DIRECTIVE: Gather each line of the entries below that includes "title".

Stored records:
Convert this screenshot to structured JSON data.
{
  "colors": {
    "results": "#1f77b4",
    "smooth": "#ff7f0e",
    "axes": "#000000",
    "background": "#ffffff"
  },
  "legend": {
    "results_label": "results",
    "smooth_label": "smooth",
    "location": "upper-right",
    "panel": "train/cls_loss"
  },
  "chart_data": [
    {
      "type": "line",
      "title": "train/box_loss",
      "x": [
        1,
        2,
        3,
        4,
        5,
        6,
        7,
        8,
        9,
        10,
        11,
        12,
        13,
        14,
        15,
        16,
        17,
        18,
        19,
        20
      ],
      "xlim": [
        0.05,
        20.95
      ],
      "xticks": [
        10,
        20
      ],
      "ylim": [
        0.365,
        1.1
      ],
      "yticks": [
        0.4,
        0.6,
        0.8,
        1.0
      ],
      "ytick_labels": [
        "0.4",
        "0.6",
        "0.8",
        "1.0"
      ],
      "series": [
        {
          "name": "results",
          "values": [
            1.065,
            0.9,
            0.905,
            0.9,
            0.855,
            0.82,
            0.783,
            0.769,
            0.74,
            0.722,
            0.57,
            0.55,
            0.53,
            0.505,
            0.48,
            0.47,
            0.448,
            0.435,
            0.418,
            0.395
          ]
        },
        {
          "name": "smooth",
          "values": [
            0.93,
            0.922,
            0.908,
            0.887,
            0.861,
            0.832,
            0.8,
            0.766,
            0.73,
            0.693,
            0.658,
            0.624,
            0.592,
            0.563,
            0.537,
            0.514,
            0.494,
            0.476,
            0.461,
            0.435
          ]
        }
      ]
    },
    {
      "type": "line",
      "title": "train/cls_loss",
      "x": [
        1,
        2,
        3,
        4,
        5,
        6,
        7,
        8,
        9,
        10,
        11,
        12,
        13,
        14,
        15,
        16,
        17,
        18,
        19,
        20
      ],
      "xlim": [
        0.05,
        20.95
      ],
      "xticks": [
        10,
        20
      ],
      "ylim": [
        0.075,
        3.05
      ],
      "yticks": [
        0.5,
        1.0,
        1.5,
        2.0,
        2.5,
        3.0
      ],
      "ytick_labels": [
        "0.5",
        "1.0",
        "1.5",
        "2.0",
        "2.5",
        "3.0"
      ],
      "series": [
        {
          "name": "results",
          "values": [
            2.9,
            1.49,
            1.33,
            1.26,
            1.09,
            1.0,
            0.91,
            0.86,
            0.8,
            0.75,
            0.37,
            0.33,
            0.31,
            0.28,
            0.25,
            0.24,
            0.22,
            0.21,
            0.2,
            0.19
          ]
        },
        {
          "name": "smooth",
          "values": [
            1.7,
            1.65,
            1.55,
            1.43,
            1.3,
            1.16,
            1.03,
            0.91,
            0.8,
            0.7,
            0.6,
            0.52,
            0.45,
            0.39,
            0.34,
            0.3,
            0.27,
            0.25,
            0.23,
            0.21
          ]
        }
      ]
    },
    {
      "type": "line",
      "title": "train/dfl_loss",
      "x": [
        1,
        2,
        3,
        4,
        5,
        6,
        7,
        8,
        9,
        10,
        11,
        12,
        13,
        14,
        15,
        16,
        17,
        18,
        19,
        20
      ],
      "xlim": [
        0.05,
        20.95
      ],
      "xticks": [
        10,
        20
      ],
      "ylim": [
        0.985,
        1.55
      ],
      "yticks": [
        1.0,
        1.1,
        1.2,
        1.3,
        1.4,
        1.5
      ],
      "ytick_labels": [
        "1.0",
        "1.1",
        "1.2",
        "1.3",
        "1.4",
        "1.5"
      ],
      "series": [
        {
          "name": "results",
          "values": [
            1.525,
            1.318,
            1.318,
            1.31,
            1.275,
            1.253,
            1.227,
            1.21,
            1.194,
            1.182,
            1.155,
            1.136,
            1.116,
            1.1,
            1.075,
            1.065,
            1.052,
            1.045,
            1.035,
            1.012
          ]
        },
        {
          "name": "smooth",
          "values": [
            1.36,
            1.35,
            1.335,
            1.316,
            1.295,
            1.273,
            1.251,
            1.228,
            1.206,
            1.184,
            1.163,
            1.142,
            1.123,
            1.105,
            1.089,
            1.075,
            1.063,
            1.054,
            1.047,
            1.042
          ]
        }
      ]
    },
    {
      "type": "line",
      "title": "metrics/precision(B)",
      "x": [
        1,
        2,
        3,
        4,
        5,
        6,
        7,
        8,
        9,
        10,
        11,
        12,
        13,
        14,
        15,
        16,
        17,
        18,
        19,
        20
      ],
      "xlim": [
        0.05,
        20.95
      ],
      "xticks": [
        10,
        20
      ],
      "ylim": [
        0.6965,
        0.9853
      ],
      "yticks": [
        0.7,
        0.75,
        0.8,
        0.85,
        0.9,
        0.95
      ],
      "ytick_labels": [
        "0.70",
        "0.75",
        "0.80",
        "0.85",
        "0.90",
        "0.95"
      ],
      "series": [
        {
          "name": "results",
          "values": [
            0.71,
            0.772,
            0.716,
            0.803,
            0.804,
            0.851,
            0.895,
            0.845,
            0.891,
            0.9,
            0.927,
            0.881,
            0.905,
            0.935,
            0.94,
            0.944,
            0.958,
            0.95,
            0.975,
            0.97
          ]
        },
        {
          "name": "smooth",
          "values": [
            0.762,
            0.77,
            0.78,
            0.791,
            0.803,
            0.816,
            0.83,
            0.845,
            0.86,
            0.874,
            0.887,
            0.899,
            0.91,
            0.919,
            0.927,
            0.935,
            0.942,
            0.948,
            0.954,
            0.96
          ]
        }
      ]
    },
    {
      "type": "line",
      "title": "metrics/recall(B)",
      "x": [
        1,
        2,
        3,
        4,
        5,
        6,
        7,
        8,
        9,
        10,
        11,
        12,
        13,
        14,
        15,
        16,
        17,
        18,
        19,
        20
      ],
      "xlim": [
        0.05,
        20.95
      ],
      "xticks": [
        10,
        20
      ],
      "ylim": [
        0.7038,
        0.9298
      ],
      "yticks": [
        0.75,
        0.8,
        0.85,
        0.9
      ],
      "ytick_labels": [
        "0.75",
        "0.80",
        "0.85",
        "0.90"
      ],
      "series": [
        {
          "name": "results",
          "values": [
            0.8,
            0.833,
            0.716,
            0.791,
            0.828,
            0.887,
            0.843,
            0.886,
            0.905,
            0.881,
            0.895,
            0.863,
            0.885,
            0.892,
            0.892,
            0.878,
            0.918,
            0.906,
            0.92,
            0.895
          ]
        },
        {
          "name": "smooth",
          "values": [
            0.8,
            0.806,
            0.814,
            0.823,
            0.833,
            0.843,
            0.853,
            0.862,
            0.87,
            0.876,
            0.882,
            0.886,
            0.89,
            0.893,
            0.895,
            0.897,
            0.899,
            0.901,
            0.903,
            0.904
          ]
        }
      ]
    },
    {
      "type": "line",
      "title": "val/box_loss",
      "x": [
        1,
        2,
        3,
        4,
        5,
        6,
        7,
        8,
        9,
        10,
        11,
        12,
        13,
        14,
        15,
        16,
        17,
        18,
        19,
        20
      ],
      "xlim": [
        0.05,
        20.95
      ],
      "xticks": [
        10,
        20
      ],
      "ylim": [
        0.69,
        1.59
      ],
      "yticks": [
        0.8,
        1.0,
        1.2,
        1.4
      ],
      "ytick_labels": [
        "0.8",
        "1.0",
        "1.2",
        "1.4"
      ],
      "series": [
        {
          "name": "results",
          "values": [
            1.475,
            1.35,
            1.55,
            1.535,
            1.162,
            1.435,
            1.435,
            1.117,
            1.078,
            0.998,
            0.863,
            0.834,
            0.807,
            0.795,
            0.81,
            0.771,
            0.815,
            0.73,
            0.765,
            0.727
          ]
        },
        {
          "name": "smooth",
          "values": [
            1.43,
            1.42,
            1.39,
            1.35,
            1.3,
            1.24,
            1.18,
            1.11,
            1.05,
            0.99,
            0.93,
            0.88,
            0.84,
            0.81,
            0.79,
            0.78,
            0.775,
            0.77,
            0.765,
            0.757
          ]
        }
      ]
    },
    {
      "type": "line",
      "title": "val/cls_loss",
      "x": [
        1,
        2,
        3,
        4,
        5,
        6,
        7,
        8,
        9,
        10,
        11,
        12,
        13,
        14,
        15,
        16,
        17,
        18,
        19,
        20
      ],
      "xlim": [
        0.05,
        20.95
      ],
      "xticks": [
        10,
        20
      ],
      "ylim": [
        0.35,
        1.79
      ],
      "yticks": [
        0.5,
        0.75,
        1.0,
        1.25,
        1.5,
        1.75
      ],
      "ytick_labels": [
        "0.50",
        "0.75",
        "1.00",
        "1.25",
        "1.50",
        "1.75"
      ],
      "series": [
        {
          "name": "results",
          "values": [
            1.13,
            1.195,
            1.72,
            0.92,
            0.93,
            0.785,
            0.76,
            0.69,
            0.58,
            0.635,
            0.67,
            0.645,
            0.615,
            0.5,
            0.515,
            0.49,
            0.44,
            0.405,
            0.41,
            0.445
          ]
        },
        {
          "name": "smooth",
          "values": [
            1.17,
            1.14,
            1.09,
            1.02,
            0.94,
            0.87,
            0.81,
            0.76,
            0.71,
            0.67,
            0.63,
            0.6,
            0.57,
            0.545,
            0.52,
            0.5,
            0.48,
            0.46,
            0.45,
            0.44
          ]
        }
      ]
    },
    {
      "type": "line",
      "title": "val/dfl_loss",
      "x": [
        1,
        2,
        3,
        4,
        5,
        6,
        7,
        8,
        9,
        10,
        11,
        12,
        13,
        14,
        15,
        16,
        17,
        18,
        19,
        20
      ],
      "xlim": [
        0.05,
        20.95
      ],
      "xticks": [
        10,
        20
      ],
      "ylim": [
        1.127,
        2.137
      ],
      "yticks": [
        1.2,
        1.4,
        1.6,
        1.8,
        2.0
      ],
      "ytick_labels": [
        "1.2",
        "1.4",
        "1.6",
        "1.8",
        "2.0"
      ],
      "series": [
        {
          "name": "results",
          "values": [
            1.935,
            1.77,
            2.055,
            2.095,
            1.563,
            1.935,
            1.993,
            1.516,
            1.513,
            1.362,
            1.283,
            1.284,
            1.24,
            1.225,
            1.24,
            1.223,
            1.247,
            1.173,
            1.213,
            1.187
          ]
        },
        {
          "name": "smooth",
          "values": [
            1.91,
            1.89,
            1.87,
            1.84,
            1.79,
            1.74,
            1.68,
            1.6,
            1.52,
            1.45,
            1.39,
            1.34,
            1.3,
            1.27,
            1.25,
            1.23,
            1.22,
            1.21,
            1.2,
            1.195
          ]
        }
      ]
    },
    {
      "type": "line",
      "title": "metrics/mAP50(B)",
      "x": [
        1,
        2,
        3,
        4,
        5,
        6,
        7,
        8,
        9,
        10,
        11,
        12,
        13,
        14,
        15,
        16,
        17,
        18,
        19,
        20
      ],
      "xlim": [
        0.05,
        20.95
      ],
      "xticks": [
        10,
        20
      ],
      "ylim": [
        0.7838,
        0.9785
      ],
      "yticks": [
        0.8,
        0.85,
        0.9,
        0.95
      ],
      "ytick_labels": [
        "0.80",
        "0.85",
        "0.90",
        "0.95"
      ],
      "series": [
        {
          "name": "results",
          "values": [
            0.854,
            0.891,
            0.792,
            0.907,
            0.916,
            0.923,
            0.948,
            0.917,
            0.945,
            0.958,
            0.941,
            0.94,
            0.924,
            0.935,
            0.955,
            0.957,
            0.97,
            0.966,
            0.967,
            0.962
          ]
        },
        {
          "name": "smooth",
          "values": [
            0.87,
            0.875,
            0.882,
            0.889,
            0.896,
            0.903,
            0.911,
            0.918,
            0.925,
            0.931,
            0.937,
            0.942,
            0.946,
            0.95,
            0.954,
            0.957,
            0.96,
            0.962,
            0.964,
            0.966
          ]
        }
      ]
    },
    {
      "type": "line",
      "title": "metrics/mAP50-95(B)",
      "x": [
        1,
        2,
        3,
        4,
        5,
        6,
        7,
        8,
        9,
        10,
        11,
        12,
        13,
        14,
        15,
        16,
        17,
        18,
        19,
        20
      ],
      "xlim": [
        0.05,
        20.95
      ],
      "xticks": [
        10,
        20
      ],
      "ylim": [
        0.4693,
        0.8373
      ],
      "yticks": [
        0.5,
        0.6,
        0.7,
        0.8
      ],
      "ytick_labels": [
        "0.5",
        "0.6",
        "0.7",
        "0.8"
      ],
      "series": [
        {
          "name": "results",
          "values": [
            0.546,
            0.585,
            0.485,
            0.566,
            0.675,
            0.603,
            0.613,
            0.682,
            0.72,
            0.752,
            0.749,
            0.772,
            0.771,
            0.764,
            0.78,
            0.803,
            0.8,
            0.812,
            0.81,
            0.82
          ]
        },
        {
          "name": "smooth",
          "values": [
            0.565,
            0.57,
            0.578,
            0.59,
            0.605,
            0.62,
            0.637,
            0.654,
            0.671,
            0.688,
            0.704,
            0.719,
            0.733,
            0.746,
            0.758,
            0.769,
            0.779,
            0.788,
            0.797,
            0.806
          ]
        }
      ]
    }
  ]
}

ANSWER IN FULL:
      "title": "train/box_loss",
      "title": "train/cls_loss",
      "title": "train/dfl_loss",
      "title": "metrics/precision(B)",
      "title": "metrics/recall(B)",
      "title": "val/box_loss",
      "title": "val/cls_loss",
      "title": "val/dfl_loss",
      "title": "metrics/mAP50(B)",
      "title": "metrics/mAP50-95(B)",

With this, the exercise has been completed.